• Text segment:
Save pets from harm caused by secondhand smoke
January 6, 2016 - 2:12 pm
So your spouse's appeals, your kids' pleas and your own nagging concerns about your own health haven't been incentive enough to kick the habit?
Maybe this will be the thing that finally convinces you: Your smoking may be harming your pet.
According to a study announced this week by the University of Glasgow in Scotland (www.gla.ac.uk/news/), secondhand smoke is just as harmful to your cat or dog as it is to you.
Clare Knottenbelt, a professor of small animal medicine and oncology at the university, notes in a university press release that exposure to secondhand smoke in the home has "a direct impact on pets," posing the risk of ongoing cell damage and increased weight gain after neutering, as well as a greater chance of a pet developing certain cancers.
While it has been shown previously that dogs "can take in significant amounts of smoke when living in a smoking household," Knottenbelt notes, the current study "shows that cats are even more affected."
That could be because of the "extensive self-grooming cats do," she adds, which would increase the amount of harmful smoke the cat would ingest.
The study says giving cats access to the outdoors doesn't make much of a difference, and that while smoking away from a pet may help to reduce the amount of smoke it takes into its body, it won't insulate the animal from the health risks of secondhand smoke exposure.

Document layout analysis data:
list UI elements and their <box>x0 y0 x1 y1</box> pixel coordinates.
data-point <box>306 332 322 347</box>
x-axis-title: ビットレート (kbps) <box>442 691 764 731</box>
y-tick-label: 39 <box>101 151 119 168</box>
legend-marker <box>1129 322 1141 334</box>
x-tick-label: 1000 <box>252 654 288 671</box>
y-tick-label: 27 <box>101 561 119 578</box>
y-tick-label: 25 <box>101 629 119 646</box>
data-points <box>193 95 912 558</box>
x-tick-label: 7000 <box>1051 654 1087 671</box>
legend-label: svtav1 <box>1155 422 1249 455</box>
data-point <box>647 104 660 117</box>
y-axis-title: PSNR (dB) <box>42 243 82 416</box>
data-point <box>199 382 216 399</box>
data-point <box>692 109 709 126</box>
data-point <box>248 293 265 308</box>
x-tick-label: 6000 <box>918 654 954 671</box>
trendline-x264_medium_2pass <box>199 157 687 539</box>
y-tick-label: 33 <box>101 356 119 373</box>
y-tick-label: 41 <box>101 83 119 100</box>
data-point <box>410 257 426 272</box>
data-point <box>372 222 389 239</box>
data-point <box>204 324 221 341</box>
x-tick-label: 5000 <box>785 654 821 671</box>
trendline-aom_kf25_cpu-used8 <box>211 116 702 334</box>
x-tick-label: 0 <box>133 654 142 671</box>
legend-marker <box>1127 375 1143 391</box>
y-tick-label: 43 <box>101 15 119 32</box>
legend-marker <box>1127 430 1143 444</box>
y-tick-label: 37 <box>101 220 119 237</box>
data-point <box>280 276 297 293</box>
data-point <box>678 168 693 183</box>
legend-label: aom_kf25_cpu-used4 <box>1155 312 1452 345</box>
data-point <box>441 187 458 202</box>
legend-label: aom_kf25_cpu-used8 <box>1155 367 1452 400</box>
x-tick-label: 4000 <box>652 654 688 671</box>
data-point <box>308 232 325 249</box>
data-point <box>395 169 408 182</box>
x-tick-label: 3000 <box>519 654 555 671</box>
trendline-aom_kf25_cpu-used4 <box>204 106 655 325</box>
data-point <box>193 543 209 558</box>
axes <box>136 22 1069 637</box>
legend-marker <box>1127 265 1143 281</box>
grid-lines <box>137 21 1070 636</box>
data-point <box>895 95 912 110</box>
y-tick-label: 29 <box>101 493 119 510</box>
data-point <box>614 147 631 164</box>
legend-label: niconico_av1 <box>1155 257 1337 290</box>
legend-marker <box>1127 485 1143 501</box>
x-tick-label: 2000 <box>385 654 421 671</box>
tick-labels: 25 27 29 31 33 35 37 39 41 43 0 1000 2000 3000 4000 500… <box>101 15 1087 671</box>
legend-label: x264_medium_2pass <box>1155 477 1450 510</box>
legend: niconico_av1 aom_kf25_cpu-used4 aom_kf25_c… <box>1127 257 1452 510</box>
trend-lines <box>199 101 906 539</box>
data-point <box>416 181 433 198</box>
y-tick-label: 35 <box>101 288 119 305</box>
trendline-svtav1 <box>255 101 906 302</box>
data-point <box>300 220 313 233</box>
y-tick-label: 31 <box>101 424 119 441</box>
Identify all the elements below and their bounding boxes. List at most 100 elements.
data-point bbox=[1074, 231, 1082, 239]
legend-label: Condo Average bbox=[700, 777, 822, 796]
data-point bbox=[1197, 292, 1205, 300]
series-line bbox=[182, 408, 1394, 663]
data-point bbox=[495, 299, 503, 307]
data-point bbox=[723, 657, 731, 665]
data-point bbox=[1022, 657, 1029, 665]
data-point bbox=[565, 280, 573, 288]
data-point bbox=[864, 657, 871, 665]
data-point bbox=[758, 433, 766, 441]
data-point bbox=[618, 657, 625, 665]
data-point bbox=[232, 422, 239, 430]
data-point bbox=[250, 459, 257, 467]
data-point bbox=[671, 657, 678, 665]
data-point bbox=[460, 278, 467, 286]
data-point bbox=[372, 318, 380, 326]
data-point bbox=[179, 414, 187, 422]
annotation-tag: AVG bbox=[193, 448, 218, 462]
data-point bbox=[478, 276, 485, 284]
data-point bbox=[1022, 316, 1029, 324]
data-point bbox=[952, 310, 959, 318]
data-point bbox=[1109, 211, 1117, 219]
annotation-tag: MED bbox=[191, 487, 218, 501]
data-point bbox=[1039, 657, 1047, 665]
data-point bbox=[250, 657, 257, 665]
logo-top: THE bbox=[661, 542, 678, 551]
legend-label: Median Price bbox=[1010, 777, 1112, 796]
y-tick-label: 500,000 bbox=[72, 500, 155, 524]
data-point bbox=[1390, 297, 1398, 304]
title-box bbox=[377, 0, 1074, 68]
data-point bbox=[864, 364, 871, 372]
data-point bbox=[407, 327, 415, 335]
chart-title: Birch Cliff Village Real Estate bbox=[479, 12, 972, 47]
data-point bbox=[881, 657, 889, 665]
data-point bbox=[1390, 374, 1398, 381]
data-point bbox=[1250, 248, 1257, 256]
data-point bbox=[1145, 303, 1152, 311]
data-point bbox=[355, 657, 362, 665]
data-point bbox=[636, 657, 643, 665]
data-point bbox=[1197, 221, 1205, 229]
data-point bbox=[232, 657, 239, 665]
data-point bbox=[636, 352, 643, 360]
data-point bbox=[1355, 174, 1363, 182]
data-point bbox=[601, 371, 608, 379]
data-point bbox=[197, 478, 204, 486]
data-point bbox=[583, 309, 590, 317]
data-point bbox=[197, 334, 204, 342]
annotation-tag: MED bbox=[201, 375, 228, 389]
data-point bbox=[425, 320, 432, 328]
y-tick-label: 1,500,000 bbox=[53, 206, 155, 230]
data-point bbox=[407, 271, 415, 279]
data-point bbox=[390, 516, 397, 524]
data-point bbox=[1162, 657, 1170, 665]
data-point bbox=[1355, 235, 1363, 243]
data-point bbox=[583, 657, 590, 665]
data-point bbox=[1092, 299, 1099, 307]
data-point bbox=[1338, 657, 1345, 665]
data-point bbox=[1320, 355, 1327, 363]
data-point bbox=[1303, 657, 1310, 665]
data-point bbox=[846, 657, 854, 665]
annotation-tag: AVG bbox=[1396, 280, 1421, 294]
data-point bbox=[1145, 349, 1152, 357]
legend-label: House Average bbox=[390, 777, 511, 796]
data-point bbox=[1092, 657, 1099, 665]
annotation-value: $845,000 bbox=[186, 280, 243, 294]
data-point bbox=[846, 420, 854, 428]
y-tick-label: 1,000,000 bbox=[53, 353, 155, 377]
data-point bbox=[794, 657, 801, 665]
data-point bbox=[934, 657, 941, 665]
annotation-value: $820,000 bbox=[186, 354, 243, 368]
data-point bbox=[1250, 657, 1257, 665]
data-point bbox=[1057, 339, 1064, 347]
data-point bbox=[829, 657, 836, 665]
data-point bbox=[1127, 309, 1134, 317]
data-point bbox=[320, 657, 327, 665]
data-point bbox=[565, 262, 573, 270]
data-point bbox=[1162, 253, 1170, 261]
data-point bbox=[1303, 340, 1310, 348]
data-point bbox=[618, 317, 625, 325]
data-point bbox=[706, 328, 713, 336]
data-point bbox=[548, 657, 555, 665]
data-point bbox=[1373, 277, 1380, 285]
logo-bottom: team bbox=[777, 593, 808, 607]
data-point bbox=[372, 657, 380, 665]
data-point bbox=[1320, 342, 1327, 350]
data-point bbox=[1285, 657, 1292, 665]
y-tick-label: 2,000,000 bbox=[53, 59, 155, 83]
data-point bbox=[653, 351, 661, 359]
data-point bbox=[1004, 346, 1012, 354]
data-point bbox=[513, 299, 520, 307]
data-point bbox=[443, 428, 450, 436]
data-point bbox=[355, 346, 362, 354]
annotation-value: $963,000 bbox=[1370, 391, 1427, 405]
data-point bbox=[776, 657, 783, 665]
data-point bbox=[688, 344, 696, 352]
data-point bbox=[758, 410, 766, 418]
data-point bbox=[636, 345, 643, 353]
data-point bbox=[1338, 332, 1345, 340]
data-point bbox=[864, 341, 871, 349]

• Your task: Output the passage from the secondhand smoke article exactly, starting at "While it has" and ending at "secondhand smoke exposure.".

• Exercise solution:
While it has been shown previously that dogs "can take in significant amounts of smoke when living in a smoking household," Knottenbelt notes, the current study "shows that cats are even more affected."
That could be because of the "extensive self-grooming cats do," she adds, which would increase the amount of harmful smoke the cat would ingest.
The study says giving cats access to the outdoors doesn't make much of a difference, and that while smoking away from a pet may help to reduce the amount of smoke it takes into its body, it won't insulate the animal from the health risks of secondhand smoke exposure.